**Task to carry out**
Everything in the listing should be restated word for word.

**Records for this exercise**
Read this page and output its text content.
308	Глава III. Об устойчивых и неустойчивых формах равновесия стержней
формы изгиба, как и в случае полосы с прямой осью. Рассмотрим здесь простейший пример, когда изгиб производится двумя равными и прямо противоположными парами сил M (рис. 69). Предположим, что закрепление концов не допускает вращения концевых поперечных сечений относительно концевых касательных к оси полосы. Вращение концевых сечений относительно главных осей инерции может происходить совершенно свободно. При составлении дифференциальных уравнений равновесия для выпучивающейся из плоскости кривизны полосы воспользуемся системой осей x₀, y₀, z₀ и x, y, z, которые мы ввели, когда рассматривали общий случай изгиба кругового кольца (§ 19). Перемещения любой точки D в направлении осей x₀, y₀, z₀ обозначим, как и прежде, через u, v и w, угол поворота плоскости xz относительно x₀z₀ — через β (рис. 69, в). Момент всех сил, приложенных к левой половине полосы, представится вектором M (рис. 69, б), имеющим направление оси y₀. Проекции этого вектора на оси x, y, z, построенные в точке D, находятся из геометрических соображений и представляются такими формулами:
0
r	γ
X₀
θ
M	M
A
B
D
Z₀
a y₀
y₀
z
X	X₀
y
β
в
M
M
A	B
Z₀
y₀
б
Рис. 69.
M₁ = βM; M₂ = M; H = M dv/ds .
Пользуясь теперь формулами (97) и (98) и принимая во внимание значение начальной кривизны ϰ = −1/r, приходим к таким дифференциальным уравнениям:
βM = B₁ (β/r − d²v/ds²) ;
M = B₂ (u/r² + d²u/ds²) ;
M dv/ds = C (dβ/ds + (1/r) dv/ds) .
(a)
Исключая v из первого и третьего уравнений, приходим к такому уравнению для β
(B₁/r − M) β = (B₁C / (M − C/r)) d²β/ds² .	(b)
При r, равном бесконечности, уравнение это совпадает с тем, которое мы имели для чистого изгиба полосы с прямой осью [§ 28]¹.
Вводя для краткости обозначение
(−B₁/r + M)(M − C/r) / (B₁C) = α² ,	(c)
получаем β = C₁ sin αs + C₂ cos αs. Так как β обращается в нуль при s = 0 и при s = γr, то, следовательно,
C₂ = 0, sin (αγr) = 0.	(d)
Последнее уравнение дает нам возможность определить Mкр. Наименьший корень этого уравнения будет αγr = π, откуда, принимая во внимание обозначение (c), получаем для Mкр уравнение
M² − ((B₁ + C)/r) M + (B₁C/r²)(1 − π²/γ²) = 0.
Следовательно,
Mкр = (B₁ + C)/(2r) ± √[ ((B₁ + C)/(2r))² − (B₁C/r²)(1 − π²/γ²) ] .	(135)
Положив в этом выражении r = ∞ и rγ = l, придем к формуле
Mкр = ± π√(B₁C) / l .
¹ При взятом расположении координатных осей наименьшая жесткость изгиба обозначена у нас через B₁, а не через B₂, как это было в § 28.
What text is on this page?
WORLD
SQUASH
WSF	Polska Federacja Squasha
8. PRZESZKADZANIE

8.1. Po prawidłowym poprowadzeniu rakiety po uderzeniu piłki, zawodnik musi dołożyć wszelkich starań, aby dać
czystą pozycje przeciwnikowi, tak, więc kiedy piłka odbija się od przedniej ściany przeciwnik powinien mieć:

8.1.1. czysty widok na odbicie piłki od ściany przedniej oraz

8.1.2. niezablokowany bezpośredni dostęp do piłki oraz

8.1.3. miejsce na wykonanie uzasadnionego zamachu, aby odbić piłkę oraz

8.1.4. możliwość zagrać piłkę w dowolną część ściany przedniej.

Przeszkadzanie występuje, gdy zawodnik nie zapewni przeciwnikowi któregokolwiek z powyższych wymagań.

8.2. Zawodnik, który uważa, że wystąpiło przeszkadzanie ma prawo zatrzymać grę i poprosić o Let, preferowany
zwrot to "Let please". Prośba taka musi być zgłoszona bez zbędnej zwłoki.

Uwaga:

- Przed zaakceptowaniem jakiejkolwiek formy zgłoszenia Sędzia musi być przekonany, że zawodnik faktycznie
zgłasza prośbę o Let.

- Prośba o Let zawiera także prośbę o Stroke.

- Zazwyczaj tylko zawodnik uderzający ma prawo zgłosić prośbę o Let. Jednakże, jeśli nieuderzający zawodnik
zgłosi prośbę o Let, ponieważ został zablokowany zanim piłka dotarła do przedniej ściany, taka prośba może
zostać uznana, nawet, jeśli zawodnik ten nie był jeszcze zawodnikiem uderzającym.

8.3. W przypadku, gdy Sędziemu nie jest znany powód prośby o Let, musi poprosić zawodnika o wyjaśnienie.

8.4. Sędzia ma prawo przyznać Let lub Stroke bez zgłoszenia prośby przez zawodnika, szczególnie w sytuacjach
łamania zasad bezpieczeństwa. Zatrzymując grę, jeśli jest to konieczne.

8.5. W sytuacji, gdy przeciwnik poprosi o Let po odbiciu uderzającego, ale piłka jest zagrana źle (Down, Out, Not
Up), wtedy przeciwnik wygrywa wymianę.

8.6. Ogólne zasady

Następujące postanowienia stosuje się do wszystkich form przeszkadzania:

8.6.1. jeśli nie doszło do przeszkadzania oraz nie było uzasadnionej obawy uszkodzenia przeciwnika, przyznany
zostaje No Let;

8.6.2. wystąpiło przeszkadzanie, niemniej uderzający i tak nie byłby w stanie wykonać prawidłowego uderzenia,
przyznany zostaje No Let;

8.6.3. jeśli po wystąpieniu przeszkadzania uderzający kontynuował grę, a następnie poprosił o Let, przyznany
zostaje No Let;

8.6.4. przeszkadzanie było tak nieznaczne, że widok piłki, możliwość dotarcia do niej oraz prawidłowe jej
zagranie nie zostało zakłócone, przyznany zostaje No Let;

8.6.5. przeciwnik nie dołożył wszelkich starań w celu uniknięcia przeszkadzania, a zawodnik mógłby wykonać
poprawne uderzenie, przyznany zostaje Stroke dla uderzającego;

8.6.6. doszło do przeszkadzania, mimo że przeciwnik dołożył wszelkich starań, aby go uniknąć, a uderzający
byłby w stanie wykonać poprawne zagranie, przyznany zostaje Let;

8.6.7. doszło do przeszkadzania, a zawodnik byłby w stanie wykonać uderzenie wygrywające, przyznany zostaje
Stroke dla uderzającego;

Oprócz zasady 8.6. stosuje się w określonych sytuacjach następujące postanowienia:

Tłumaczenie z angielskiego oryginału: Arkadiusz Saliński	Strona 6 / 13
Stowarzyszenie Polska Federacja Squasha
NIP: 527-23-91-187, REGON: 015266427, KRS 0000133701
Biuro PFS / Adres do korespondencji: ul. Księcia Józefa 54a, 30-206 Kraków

**The result**
Read this page and output its text content.
308	Глава III. Об устойчивых и неустойчивых формах равновесия стержней
формы изгиба, как и в случае полосы с прямой осью. Рассмотрим здесь простейший пример, когда изгиб производится двумя равными и прямо противоположными парами сил M (рис. 69). Предположим, что закрепление концов не допускает вращения концевых поперечных сечений относительно концевых касательных к оси полосы. Вращение концевых сечений относительно главных осей инерции может происходить совершенно свободно. При составлении дифференциальных уравнений равновесия для выпучивающейся из плоскости кривизны полосы воспользуемся системой осей x₀, y₀, z₀ и x, y, z, которые мы ввели, когда рассматривали общий случай изгиба кругового кольца (§ 19). Перемещения любой точки D в направлении осей x₀, y₀, z₀ обозначим, как и прежде, через u, v и w, угол поворота плоскости xz относительно x₀z₀ — через β (рис. 69, в). Момент всех сил, приложенных к левой половине полосы, представится вектором M (рис. 69, б), имеющим направление оси y₀. Проекции этого вектора на оси x, y, z, построенные в точке D, находятся из геометрических соображений и представляются такими формулами:
0
r	γ
X₀
θ
M	M
A
B
D
Z₀
a y₀
y₀
z
X	X₀
y
β
в
M
M
A	B
Z₀
y₀
б
Рис. 69.
M₁ = βM; M₂ = M; H = M dv/ds .
Пользуясь теперь формулами (97) и (98) и принимая во внимание значение начальной кривизны ϰ = −1/r, приходим к таким дифференциальным уравнениям:
βM = B₁ (β/r − d²v/ds²) ;
M = B₂ (u/r² + d²u/ds²) ;
M dv/ds = C (dβ/ds + (1/r) dv/ds) .
(a)
Исключая v из первого и третьего уравнений, приходим к такому уравнению для β
(B₁/r − M) β = (B₁C / (M − C/r)) d²β/ds² .	(b)
При r, равном бесконечности, уравнение это совпадает с тем, которое мы имели для чистого изгиба полосы с прямой осью [§ 28]¹.
Вводя для краткости обозначение
(−B₁/r + M)(M − C/r) / (B₁C) = α² ,	(c)
получаем β = C₁ sin αs + C₂ cos αs. Так как β обращается в нуль при s = 0 и при s = γr, то, следовательно,
C₂ = 0, sin (αγr) = 0.	(d)
Последнее уравнение дает нам возможность определить Mкр. Наименьший корень этого уравнения будет αγr = π, откуда, принимая во внимание обозначение (c), получаем для Mкр уравнение
M² − ((B₁ + C)/r) M + (B₁C/r²)(1 − π²/γ²) = 0.
Следовательно,
Mкр = (B₁ + C)/(2r) ± √[ ((B₁ + C)/(2r))² − (B₁C/r²)(1 − π²/γ²) ] .	(135)
Положив в этом выражении r = ∞ и rγ = l, придем к формуле
Mкр = ± π√(B₁C) / l .
¹ При взятом расположении координатных осей наименьшая жесткость изгиба обозначена у нас через B₁, а не через B₂, как это было в § 28.
What text is on this page?
WORLD
SQUASH
WSF	Polska Federacja Squasha
8. PRZESZKADZANIE

8.1. Po prawidłowym poprowadzeniu rakiety po uderzeniu piłki, zawodnik musi dołożyć wszelkich starań, aby dać
czystą pozycje przeciwnikowi, tak, więc kiedy piłka odbija się od przedniej ściany przeciwnik powinien mieć:

8.1.1. czysty widok na odbicie piłki od ściany przedniej oraz

8.1.2. niezablokowany bezpośredni dostęp do piłki oraz

8.1.3. miejsce na wykonanie uzasadnionego zamachu, aby odbić piłkę oraz

8.1.4. możliwość zagrać piłkę w dowolną część ściany przedniej.

Przeszkadzanie występuje, gdy zawodnik nie zapewni przeciwnikowi któregokolwiek z powyższych wymagań.

8.2. Zawodnik, który uważa, że wystąpiło przeszkadzanie ma prawo zatrzymać grę i poprosić o Let, preferowany
zwrot to "Let please". Prośba taka musi być zgłoszona bez zbędnej zwłoki.

Uwaga:

- Przed zaakceptowaniem jakiejkolwiek formy zgłoszenia Sędzia musi być przekonany, że zawodnik faktycznie
zgłasza prośbę o Let.

- Prośba o Let zawiera także prośbę o Stroke.

- Zazwyczaj tylko zawodnik uderzający ma prawo zgłosić prośbę o Let. Jednakże, jeśli nieuderzający zawodnik
zgłosi prośbę o Let, ponieważ został zablokowany zanim piłka dotarła do przedniej ściany, taka prośba może
zostać uznana, nawet, jeśli zawodnik ten nie był jeszcze zawodnikiem uderzającym.

8.3. W przypadku, gdy Sędziemu nie jest znany powód prośby o Let, musi poprosić zawodnika o wyjaśnienie.

8.4. Sędzia ma prawo przyznać Let lub Stroke bez zgłoszenia prośby przez zawodnika, szczególnie w sytuacjach
łamania zasad bezpieczeństwa. Zatrzymując grę, jeśli jest to konieczne.

8.5. W sytuacji, gdy przeciwnik poprosi o Let po odbiciu uderzającego, ale piłka jest zagrana źle (Down, Out, Not
Up), wtedy przeciwnik wygrywa wymianę.

8.6. Ogólne zasady

Następujące postanowienia stosuje się do wszystkich form przeszkadzania:

8.6.1. jeśli nie doszło do przeszkadzania oraz nie było uzasadnionej obawy uszkodzenia przeciwnika, przyznany
zostaje No Let;

8.6.2. wystąpiło przeszkadzanie, niemniej uderzający i tak nie byłby w stanie wykonać prawidłowego uderzenia,
przyznany zostaje No Let;

8.6.3. jeśli po wystąpieniu przeszkadzania uderzający kontynuował grę, a następnie poprosił o Let, przyznany
zostaje No Let;

8.6.4. przeszkadzanie było tak nieznaczne, że widok piłki, możliwość dotarcia do niej oraz prawidłowe jej
zagranie nie zostało zakłócone, przyznany zostaje No Let;

8.6.5. przeciwnik nie dołożył wszelkich starań w celu uniknięcia przeszkadzania, a zawodnik mógłby wykonać
poprawne uderzenie, przyznany zostaje Stroke dla uderzającego;

8.6.6. doszło do przeszkadzania, mimo że przeciwnik dołożył wszelkich starań, aby go uniknąć, a uderzający
byłby w stanie wykonać poprawne zagranie, przyznany zostaje Let;

8.6.7. doszło do przeszkadzania, a zawodnik byłby w stanie wykonać uderzenie wygrywające, przyznany zostaje
Stroke dla uderzającego;

Oprócz zasady 8.6. stosuje się w określonych sytuacjach następujące postanowienia:

Tłumaczenie z angielskiego oryginału: Arkadiusz Saliński	Strona 6 / 13
Stowarzyszenie Polska Federacja Squasha
NIP: 527-23-91-187, REGON: 015266427, KRS 0000133701
Biuro PFS / Adres do korespondencji: ul. Księcia Józefa 54a, 30-206 Kraków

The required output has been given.